Medieval fortress in Rhodes, Greece

Feraklos Castle (Kάστρο Φεράκλου), also Feraklou (Φερακλού) and Faraklenon Castle (Φαρακλενόν Kάστρο), is a ruined medieval fortress, located on an 85 m-high hill overlooking the village of Charaki on the east coast of the island of Rhodes, Greece.

==History==
The fortress was originally built in the Byzantine era. It was captured by the Knights Hospitaller on 20 September 1306, being their first possession on the island that would become their base. By 1408 it was in ruins, and was repaired under the Grand Masters Giovanni Battista Orsini (1467–76) and Pierre d'Aubusson (1476–1503) as a stronghold to protect the area, and particularly watch over the anchorages at the Charaki and Agia Agathi beaches nearby. After 1470, the Hospitallers abandoned all other fortifications on the island except for Feraklos, nearby Lindos, and the city of Rhodes, which in turn were further strengthened. A decree of 1474 prescribed that the Feraklos Castle was the place of refuge by the inhabitants of the villages of Malona, Salia, Katagros, Zinodotou, and Kaminari when there was danger.

TASK DIRECTIONS :: Continue the text on Feraklos Castle from where it stops.

ENTRIES SUPPLIED ::
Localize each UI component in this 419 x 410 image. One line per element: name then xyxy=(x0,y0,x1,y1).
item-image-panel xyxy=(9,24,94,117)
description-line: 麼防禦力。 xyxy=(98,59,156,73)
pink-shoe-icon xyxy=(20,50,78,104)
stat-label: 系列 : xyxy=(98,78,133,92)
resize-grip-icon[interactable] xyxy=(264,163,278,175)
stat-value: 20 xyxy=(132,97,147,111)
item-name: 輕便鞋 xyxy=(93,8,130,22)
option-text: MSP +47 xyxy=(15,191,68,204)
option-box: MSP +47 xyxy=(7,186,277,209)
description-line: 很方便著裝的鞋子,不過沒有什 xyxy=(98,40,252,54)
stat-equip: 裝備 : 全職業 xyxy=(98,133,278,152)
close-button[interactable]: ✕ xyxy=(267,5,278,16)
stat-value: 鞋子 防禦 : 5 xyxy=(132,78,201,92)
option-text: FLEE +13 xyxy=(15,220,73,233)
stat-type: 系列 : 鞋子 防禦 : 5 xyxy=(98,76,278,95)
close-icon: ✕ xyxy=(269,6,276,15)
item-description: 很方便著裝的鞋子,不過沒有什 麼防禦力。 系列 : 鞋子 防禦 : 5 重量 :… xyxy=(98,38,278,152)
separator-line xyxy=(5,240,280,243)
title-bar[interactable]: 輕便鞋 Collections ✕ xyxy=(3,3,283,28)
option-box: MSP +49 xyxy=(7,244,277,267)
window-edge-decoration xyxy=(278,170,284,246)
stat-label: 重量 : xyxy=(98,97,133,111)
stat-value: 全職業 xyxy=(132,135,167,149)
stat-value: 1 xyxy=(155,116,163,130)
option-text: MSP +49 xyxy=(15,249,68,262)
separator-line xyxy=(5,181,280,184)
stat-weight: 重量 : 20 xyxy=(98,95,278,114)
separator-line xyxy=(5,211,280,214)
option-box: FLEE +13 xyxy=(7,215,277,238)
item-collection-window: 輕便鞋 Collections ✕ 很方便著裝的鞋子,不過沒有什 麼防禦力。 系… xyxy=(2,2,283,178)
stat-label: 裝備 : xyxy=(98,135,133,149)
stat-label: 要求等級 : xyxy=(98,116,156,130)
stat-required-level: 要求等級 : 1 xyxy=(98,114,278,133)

REPLY TO THE EXERCISE ::
The fort was captured by the Ottoman Empire in 1523 after a long siege, a few months after the capture of Rhodes. The Ottomans did not use the castle and it has since been abandoned.

==Layout==
The fortress has an irregular polygonal layout, with a wall perimeter of 680 m encompassing an area of 1,700 square meters. The northern and western portions date to Byzantine times, but the rest are additions or modifications by the Hospitallers. A single gate and two cylindrical towers survive in the southern portion of the walls, along with a cistern in the interior.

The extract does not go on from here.